(Trecho da página)

João Cezar de Castro Rocha*
Anunciado esta semana como vencedor do Prêmio Camões, o autor paranaense consagrou uma galeria de personagens exemplarmente medíocres, sob o coerente signo da concisão
Dalton Trevisan (1925) é autor de uma das obras mais originais da
literatura brasileira. Com sabor de paradoxo, es,sa originalidade foi
conquistada através da recorrência obsessiva de temas, de personagens,
de situações e de uma fidelidade quase perfeita à forma do conto - em
sua extensa obra, a exceção é o romance A Polaquinha (1985).
Acrescente-se uma habilidade incomum para ampliar os efeitos
linguísticos de seus textos a partir da redução aparentemente
contraditória do universo das palavras, além do emprego deliberado de
chavões. O resultado é uma estética da contenção; aliás, no duplo
sentido da palavra: conciso e agônico.
O vampiro de Curitiba é um jogador de xadrez que sempre lança
mão de idêntica abertura de jogo e adota um único sistema defensivo,
porém nunca repete o xeque-mate! Detalhe relevante, porque ele costuma
vencer suas partidas.
Recordemos a trajetória fundamental do autor de Cemitério dos Elefantes (1964).
Com sabor de paródia, Quem Tem Medo de Vampiro?,
reunido em Dinorá (1994), talvez seja um ponto de partida conveniente.
Pelo avesso, o conto oferece um retrato da literatura (e mesmo de
aspectos da biografia) de Dalton Trevisan. O texto incorpora
satiricamente as ressalvas mais comuns feitas a seu estilo,
transformando em matéria ficcional a incompreensão de certos críticos.

(Problemas a resolver)
(a) Redigite o trecho sobre Dalton Trevisan desde "João Cezar de" até "conciso e agônico.", inclusive.
(b) Responda, com base no trecho sobre Dalton Trevisan:
(i) Em que ano foi publicado o romance A Polaquinha?
(ii) Em qual livro foi reunido o conto Quem Tem Medo de Vampiro?
(iii) Quais são os dois sentidos da palavra "contenção" atribuídos à estética do autor?
As linhas não têm nenhum papel nesta atividade.

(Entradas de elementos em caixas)
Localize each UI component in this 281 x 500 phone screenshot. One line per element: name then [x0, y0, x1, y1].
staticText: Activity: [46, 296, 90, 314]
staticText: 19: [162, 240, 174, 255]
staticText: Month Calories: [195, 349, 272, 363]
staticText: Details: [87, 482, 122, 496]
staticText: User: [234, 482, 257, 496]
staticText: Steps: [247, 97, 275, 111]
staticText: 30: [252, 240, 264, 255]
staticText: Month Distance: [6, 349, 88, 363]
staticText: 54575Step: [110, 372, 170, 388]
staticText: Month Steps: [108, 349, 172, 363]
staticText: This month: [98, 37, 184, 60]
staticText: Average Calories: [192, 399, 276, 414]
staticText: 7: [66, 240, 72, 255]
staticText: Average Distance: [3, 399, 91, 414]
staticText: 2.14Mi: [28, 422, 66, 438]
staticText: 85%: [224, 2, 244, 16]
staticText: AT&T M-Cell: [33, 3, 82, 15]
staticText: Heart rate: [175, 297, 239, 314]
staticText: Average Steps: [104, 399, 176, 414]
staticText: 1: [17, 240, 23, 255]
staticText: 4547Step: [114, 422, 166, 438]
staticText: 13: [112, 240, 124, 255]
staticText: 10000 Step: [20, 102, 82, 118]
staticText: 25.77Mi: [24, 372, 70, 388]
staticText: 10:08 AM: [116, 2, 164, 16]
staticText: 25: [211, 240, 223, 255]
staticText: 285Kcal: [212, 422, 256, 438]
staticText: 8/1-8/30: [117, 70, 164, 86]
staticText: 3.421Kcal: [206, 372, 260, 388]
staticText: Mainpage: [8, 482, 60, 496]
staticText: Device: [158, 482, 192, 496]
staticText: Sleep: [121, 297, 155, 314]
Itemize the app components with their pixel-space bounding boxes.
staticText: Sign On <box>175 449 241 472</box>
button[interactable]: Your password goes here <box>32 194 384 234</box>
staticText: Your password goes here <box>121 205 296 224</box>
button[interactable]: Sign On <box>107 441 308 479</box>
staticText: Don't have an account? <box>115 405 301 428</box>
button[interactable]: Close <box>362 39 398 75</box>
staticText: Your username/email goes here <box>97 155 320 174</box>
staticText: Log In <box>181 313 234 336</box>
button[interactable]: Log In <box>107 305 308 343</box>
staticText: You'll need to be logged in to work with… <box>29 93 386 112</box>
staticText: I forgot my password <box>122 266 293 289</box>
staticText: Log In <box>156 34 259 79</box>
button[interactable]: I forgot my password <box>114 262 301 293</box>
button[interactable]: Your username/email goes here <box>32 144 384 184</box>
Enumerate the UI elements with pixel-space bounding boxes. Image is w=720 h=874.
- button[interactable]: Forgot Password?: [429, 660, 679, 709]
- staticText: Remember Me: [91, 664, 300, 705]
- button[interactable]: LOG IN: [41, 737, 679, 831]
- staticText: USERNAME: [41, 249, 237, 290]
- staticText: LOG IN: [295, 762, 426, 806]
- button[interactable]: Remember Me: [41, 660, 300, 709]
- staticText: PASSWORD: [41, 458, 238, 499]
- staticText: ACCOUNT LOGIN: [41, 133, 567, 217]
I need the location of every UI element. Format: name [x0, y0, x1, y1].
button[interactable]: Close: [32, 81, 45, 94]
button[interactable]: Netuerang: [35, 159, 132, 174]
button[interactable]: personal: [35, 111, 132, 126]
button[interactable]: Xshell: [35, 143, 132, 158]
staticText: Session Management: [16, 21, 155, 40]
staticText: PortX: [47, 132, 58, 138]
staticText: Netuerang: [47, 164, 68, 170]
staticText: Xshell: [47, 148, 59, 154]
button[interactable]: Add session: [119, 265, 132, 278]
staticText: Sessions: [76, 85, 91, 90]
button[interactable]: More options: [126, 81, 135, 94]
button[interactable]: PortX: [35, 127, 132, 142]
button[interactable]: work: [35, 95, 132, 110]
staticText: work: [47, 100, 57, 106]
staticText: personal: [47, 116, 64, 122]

(Soluções por tarefa)
(a)
João Cezar de Castro Rocha*
Anunciado esta semana como vencedor do Prêmio Camões, o autor paranaense consagrou uma galeria de personagens exemplarmente medíocres, sob o coerente signo da concisão
Dalton Trevisan (1925) é autor de uma das obras mais originais da
literatura brasileira. Com sabor de paradoxo, es,sa originalidade foi
conquistada através da recorrência obsessiva de temas, de personagens,
de situações e de uma fidelidade quase perfeita à forma do conto - em
sua extensa obra, a exceção é o romance A Polaquinha (1985).
Acrescente-se uma habilidade incomum para ampliar os efeitos
linguísticos de seus textos a partir da redução aparentemente
contraditória do universo das palavras, além do emprego deliberado de
chavões. O resultado é uma estética da contenção; aliás, no duplo
sentido da palavra: conciso e agônico.

(b)
(i) Em 1985.
(ii) Em Dinorá (1994).
(iii) Conciso e agônico.